- _Stated goal 1_: From the article on the album 45, reproduce the part that opens with the words containing "Studio album by Kino" and closes with "helped with recording.".
- _Stated goal 2_:
Answer these questions from the article on the album 45:
(a) What total length is listed for the album?
(b) Who owned the studio where the album was recorded?
(c) Which two people made up Kino at the time of recording?

--- begin Document passage ---

Studio album by Kino
- Released: 1982
- Recorded: 1982
- Genre: Folk rock; new wave; pop;
- Length: 43:04
- Label: AnTrop
- Producer: Boris Grebenshchikov

Kino chronology
|  | 45 (1982) | 46 (1983) |

= 45 (Kino album) =

45 is the debut studio album by Soviet rock band Kino. It was recorded in 1982 in the AnTrop studio, owned by Andrei Tropillo and distributed as magnitizdat. At the time, Kino consisted of Viktor Tsoi and Aleksei Rybin. Boris Grebenshchikov provided additional instrumentation and musical production. Other members of Akvarium also helped with recording.

--- end Document passage ---
--- begin Dataset records ---

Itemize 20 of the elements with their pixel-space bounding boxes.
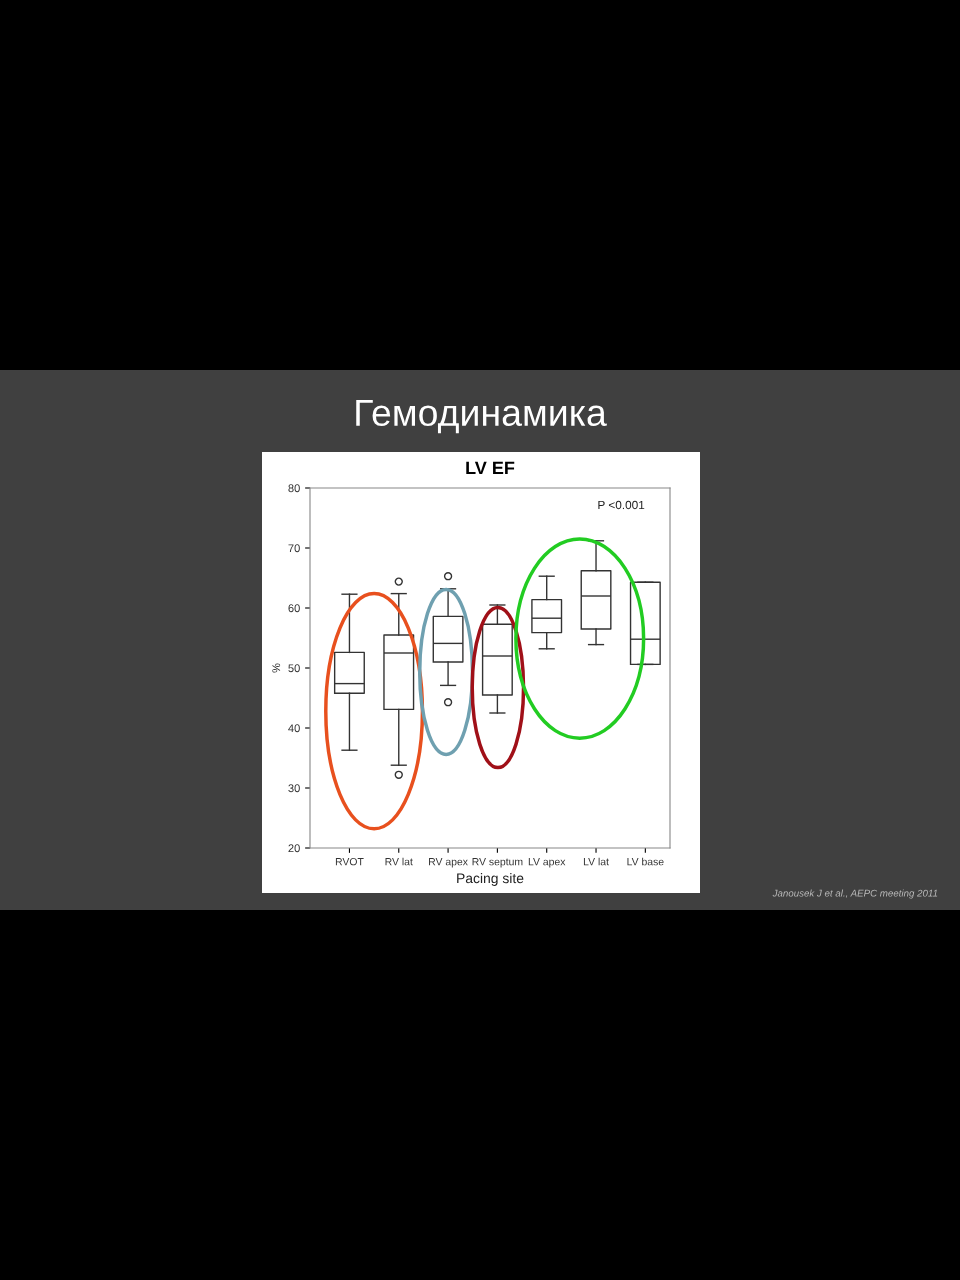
y-tick-label: 70 xyxy=(288,544,300,553)
x-tick-label: RVOT xyxy=(335,858,364,866)
y-tick-label: 20 xyxy=(288,844,300,853)
x-tick-label: RV septum xyxy=(472,858,523,868)
text: Janousek J et al., AEPC meeting 2011 xyxy=(772,889,938,899)
y-axis-title: % xyxy=(272,663,281,673)
y-tick-label: 30 xyxy=(288,784,300,793)
chart-subtitle: LV EF xyxy=(466,461,515,475)
chart-title: Гемодинамика xyxy=(356,399,607,434)
x-tick-label: LV lat xyxy=(583,857,609,866)
annotation: P <0.001 xyxy=(598,500,645,510)
y-tick-label: 40 xyxy=(288,724,300,733)
y-tick-label: 80 xyxy=(288,484,300,493)
y-tick-label: 60 xyxy=(288,604,300,613)
x-tick-label: LV base xyxy=(627,857,664,866)
x-tick-label: LV apex xyxy=(528,858,566,868)
x-axis-title: Pacing site xyxy=(457,872,524,886)
x-tick-label: RV lat xyxy=(385,857,413,866)
x-tick-label: RV apex xyxy=(429,858,468,868)
y-tick-label: 50 xyxy=(288,664,300,673)
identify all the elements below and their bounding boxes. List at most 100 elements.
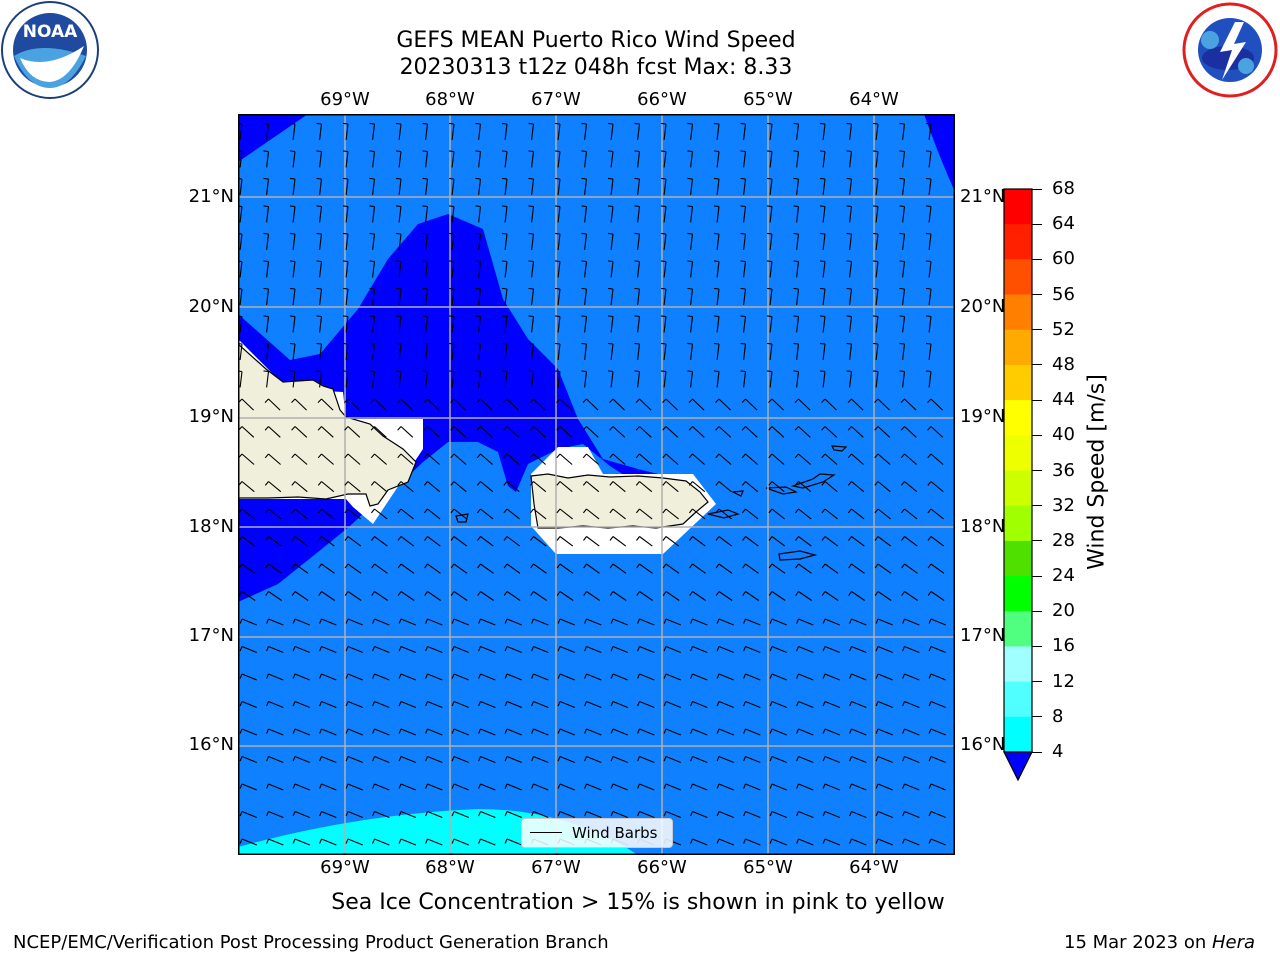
wind-barb (607, 205, 614, 223)
wind-barb (395, 205, 402, 223)
wind-barb (660, 370, 667, 388)
wind-barb (369, 260, 376, 278)
lon-label-bottom-65w: 65°W (743, 857, 793, 878)
wind-barb (528, 177, 535, 195)
wind-barb (554, 205, 561, 223)
wind-barb (637, 645, 655, 654)
wind-barb (395, 150, 402, 168)
colorbar-segment (1004, 611, 1032, 647)
wind-barb (503, 508, 520, 520)
wind-barb (874, 508, 891, 520)
wind-barb (688, 481, 706, 493)
wind-barb (819, 260, 826, 278)
wind-barb (637, 783, 655, 791)
wind-barb (292, 645, 311, 654)
wind-barb (531, 783, 549, 791)
footer-date: 15 Mar 2023 on (1064, 932, 1212, 953)
wind-barb (690, 728, 708, 736)
colorbar-extend-arrow (1003, 751, 1033, 782)
wind-barb (342, 205, 349, 223)
wind-barb (609, 591, 627, 601)
wind-barb (610, 618, 629, 626)
wind-barb (927, 508, 944, 520)
wind-barb (794, 508, 812, 520)
wind-barb (501, 260, 508, 278)
wind-barb (899, 370, 906, 388)
st-croix-island (778, 550, 818, 561)
wind-barb (634, 370, 641, 388)
wind-barb (316, 205, 323, 223)
wind-barb (263, 287, 270, 305)
wind-barb (291, 398, 307, 411)
wind-barb (556, 453, 573, 465)
colorbar-tick-label: 60 (1052, 248, 1075, 270)
wind-barb (266, 618, 284, 626)
wind-barb (451, 673, 470, 681)
wind-barb (768, 426, 785, 438)
colorbar-tick-mark (1032, 575, 1042, 577)
wind-barb (849, 838, 867, 846)
wind-barb (289, 260, 296, 278)
wind-barb (849, 618, 867, 626)
wind-barb (291, 426, 308, 438)
wind-barb (690, 645, 708, 654)
wind-barb (529, 481, 547, 493)
colorbar-segment (1004, 400, 1032, 436)
wind-barb (395, 177, 402, 195)
colorbar-tick-label: 8 (1052, 705, 1064, 727)
wind-barb (581, 122, 588, 140)
wind-barb (766, 315, 773, 333)
wind-barb (239, 700, 258, 709)
wind-barb (265, 591, 283, 601)
wind-barb (528, 232, 535, 250)
wind-barb (395, 232, 402, 250)
wind-barb (740, 177, 747, 195)
wind-barb (397, 536, 415, 547)
wind-barb (849, 810, 867, 819)
wind-barb (554, 370, 561, 388)
colorbar-tick-label: 52 (1052, 318, 1075, 340)
wind-barb (316, 122, 323, 140)
nws-logo (1180, 0, 1280, 100)
wind-barb (743, 810, 761, 819)
wind-barb (928, 673, 947, 681)
wind-barb (583, 563, 600, 574)
wind-barb (371, 536, 388, 547)
colorbar-segment (1004, 716, 1032, 753)
wind-barb (928, 728, 947, 736)
colorbar-segment (1004, 576, 1032, 612)
wind-barb (478, 810, 496, 819)
wind-barb (687, 342, 694, 360)
wind-barb (450, 481, 467, 493)
wind-barb (263, 205, 270, 223)
wind-barb (584, 810, 602, 819)
wind-barb (740, 232, 747, 250)
wind-barb (369, 205, 376, 223)
wind-barb (344, 426, 361, 438)
noaa-logo: NOAA (0, 0, 104, 100)
wind-barb (769, 728, 788, 736)
chart-subtitle: 20230313 t12z 048h fcst Max: 8.33 (399, 55, 793, 80)
colorbar-tick-label: 68 (1052, 178, 1075, 199)
wind-barb (263, 150, 270, 168)
wind-barb (450, 398, 466, 411)
wind-barb (925, 370, 932, 388)
wind-barb (316, 150, 323, 168)
wind-barb (372, 810, 390, 819)
wind-barb (690, 700, 708, 709)
wind-barb (289, 315, 296, 333)
wind-barb (688, 398, 705, 411)
wind-barb (819, 370, 826, 388)
footer-left: NCEP/EMC/Verification Post Processing Pr… (13, 932, 609, 953)
wind-barb (822, 618, 841, 626)
colorbar-tick-label: 16 (1052, 635, 1075, 657)
wind-barb (796, 645, 814, 654)
lat-label-left-21n: 21°N (188, 186, 234, 207)
wind-barb (264, 426, 281, 438)
wind-barb (503, 481, 520, 493)
map-frame (238, 114, 955, 855)
wind-barb (928, 645, 947, 654)
wind-barb (448, 177, 455, 195)
colorbar-segment (1004, 505, 1032, 542)
wind-barb (902, 618, 920, 626)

--- end Dataset records ---

- _Final result 1_:
Studio album by Kino
- Released: 1982
- Recorded: 1982
- Genre: Folk rock; new wave; pop;
- Length: 43:04
- Label: AnTrop
- Producer: Boris Grebenshchikov

Kino chronology
|  | 45 (1982) | 46 (1983) |

= 45 (Kino album) =

45 is the debut studio album by Soviet rock band Kino. It was recorded in 1982 in the AnTrop studio, owned by Andrei Tropillo and distributed as magnitizdat. At the time, Kino consisted of Viktor Tsoi and Aleksei Rybin. Boris Grebenshchikov provided additional instrumentation and musical production. Other members of Akvarium also helped with recording.

- _Final result 2_:
(a) 43:04
(b) Andrei Tropillo
(c) Viktor Tsoi and Aleksei Rybin